• Exercise: Print the records below exactly as they appear.

• Material for this exercise:
------------------------------

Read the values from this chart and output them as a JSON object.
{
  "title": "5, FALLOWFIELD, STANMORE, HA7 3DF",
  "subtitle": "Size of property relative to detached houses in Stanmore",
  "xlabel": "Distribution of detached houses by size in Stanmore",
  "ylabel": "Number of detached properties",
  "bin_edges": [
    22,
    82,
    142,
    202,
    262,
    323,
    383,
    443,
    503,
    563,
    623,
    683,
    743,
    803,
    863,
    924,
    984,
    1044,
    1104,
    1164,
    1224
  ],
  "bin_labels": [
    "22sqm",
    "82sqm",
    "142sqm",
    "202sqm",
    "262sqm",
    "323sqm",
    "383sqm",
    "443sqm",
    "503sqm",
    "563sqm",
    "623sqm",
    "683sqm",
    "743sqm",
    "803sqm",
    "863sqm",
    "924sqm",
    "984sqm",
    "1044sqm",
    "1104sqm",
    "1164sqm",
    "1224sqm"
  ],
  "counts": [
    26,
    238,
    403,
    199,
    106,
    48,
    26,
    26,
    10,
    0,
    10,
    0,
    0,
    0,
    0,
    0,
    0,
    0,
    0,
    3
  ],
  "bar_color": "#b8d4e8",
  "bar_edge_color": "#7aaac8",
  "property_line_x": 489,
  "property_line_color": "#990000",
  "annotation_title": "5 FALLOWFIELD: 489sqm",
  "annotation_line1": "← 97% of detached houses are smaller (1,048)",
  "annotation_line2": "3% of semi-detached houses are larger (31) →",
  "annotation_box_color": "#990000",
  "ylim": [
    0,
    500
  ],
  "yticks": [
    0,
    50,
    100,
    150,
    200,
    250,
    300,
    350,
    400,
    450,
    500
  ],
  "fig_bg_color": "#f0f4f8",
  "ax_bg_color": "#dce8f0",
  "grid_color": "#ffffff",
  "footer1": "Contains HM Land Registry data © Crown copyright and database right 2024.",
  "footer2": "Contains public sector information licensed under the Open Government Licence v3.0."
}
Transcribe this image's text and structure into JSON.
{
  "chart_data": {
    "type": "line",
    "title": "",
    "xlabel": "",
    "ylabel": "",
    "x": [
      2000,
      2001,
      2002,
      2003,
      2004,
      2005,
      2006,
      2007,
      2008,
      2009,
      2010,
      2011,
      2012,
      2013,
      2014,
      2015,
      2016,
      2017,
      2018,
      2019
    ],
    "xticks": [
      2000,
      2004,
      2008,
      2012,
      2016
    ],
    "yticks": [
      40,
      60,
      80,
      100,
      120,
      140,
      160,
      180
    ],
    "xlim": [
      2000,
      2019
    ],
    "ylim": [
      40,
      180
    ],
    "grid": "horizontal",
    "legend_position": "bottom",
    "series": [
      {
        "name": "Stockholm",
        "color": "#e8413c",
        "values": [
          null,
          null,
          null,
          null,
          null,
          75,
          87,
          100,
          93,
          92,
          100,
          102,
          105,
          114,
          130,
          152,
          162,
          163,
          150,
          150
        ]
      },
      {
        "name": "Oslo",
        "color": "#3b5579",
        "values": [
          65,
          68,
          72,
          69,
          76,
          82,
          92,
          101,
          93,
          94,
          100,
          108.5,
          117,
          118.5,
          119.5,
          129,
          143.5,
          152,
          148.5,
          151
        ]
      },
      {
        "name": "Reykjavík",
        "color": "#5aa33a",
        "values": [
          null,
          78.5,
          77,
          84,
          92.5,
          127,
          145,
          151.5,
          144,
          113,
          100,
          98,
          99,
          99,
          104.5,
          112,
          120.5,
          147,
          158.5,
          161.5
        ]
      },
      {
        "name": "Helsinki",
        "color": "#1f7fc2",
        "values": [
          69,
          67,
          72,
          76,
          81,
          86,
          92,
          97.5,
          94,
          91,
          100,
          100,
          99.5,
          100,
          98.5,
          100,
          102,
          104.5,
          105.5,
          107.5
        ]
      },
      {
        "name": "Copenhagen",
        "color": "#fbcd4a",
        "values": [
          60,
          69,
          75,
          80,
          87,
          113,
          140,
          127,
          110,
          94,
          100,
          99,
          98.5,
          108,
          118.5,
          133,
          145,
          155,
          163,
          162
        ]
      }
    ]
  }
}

------------------------------

• Finished task:
Read the values from this chart and output them as a JSON object.
{
  "title": "5, FALLOWFIELD, STANMORE, HA7 3DF",
  "subtitle": "Size of property relative to detached houses in Stanmore",
  "xlabel": "Distribution of detached houses by size in Stanmore",
  "ylabel": "Number of detached properties",
  "bin_edges": [
    22,
    82,
    142,
    202,
    262,
    323,
    383,
    443,
    503,
    563,
    623,
    683,
    743,
    803,
    863,
    924,
    984,
    1044,
    1104,
    1164,
    1224
  ],
  "bin_labels": [
    "22sqm",
    "82sqm",
    "142sqm",
    "202sqm",
    "262sqm",
    "323sqm",
    "383sqm",
    "443sqm",
    "503sqm",
    "563sqm",
    "623sqm",
    "683sqm",
    "743sqm",
    "803sqm",
    "863sqm",
    "924sqm",
    "984sqm",
    "1044sqm",
    "1104sqm",
    "1164sqm",
    "1224sqm"
  ],
  "counts": [
    26,
    238,
    403,
    199,
    106,
    48,
    26,
    26,
    10,
    0,
    10,
    0,
    0,
    0,
    0,
    0,
    0,
    0,
    0,
    3
  ],
  "bar_color": "#b8d4e8",
  "bar_edge_color": "#7aaac8",
  "property_line_x": 489,
  "property_line_color": "#990000",
  "annotation_title": "5 FALLOWFIELD: 489sqm",
  "annotation_line1": "← 97% of detached houses are smaller (1,048)",
  "annotation_line2": "3% of semi-detached houses are larger (31) →",
  "annotation_box_color": "#990000",
  "ylim": [
    0,
    500
  ],
  "yticks": [
    0,
    50,
    100,
    150,
    200,
    250,
    300,
    350,
    400,
    450,
    500
  ],
  "fig_bg_color": "#f0f4f8",
  "ax_bg_color": "#dce8f0",
  "grid_color": "#ffffff",
  "footer1": "Contains HM Land Registry data © Crown copyright and database right 2024.",
  "footer2": "Contains public sector information licensed under the Open Government Licence v3.0."
}
Transcribe this image's text and structure into JSON.
{
  "chart_data": {
    "type": "line",
    "title": "",
    "xlabel": "",
    "ylabel": "",
    "x": [
      2000,
      2001,
      2002,
      2003,
      2004,
      2005,
      2006,
      2007,
      2008,
      2009,
      2010,
      2011,
      2012,
      2013,
      2014,
      2015,
      2016,
      2017,
      2018,
      2019
    ],
    "xticks": [
      2000,
      2004,
      2008,
      2012,
      2016
    ],
    "yticks": [
      40,
      60,
      80,
      100,
      120,
      140,
      160,
      180
    ],
    "xlim": [
      2000,
      2019
    ],
    "ylim": [
      40,
      180
    ],
    "grid": "horizontal",
    "legend_position": "bottom",
    "series": [
      {
        "name": "Stockholm",
        "color": "#e8413c",
        "values": [
          null,
          null,
          null,
          null,
          null,
          75,
          87,
          100,
          93,
          92,
          100,
          102,
          105,
          114,
          130,
          152,
          162,
          163,
          150,
          150
        ]
      },
      {
        "name": "Oslo",
        "color": "#3b5579",
        "values": [
          65,
          68,
          72,
          69,
          76,
          82,
          92,
          101,
          93,
          94,
          100,
          108.5,
          117,
          118.5,
          119.5,
          129,
          143.5,
          152,
          148.5,
          151
        ]
      },
      {
        "name": "Reykjavík",
        "color": "#5aa33a",
        "values": [
          null,
          78.5,
          77,
          84,
          92.5,
          127,
          145,
          151.5,
          144,
          113,
          100,
          98,
          99,
          99,
          104.5,
          112,
          120.5,
          147,
          158.5,
          161.5
        ]
      },
      {
        "name": "Helsinki",
        "color": "#1f7fc2",
        "values": [
          69,
          67,
          72,
          76,
          81,
          86,
          92,
          97.5,
          94,
          91,
          100,
          100,
          99.5,
          100,
          98.5,
          100,
          102,
          104.5,
          105.5,
          107.5
        ]
      },
      {
        "name": "Copenhagen",
        "color": "#fbcd4a",
        "values": [
          60,
          69,
          75,
          80,
          87,
          113,
          140,
          127,
          110,
          94,
          100,
          99,
          98.5,
          108,
          118.5,
          133,
          145,
          155,
          163,
          162
        ]
      }
    ]
  }
}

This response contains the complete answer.